THE REQUEST.
Gather all lines with the word "cảnh" in them.

[Items from a data source]
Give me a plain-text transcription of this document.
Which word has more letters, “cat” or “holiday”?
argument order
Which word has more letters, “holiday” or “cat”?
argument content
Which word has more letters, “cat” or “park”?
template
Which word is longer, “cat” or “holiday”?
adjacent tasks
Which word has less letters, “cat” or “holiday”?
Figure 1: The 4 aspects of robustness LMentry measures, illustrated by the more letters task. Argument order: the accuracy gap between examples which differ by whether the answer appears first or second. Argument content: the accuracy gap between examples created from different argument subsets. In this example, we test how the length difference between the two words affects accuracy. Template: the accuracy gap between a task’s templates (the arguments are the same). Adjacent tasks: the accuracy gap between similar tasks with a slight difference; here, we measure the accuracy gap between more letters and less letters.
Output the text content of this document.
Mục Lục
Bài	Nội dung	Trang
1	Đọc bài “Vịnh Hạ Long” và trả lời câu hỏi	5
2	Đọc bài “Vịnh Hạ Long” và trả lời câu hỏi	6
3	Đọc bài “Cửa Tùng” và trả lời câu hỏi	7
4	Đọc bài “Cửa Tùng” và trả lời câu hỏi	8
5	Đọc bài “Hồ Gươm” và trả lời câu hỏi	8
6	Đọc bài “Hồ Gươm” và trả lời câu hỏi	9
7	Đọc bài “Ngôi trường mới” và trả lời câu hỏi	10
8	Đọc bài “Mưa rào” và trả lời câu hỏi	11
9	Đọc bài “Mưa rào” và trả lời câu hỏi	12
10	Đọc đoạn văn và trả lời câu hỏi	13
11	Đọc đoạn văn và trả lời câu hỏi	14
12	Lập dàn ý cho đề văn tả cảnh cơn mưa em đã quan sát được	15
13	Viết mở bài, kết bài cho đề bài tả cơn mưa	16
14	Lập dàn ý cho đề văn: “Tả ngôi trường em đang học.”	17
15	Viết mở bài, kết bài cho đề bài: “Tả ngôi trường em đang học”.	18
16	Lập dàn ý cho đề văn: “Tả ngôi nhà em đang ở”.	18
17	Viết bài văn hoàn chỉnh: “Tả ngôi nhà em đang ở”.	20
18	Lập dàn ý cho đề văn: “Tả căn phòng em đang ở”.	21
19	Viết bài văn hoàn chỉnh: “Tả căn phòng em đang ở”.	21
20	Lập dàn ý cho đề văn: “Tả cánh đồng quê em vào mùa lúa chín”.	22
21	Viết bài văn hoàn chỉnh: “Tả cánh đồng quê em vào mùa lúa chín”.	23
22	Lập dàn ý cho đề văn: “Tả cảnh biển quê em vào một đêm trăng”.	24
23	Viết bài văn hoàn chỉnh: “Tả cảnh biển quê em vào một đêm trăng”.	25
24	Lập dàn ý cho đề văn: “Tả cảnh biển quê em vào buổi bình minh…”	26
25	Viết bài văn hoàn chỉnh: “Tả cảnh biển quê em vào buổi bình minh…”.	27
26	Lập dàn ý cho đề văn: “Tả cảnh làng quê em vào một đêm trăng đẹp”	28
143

RESULT.
12	Lập dàn ý cho đề văn tả cảnh cơn mưa em đã quan sát được	15
22	Lập dàn ý cho đề văn: “Tả cảnh biển quê em vào một đêm trăng”.	24
23	Viết bài văn hoàn chỉnh: “Tả cảnh biển quê em vào một đêm trăng”.	25
24	Lập dàn ý cho đề văn: “Tả cảnh biển quê em vào buổi bình minh…”	26
25	Viết bài văn hoàn chỉnh: “Tả cảnh biển quê em vào buổi bình minh…”.	27
26	Lập dàn ý cho đề văn: “Tả cảnh làng quê em vào một đêm trăng đẹp”	28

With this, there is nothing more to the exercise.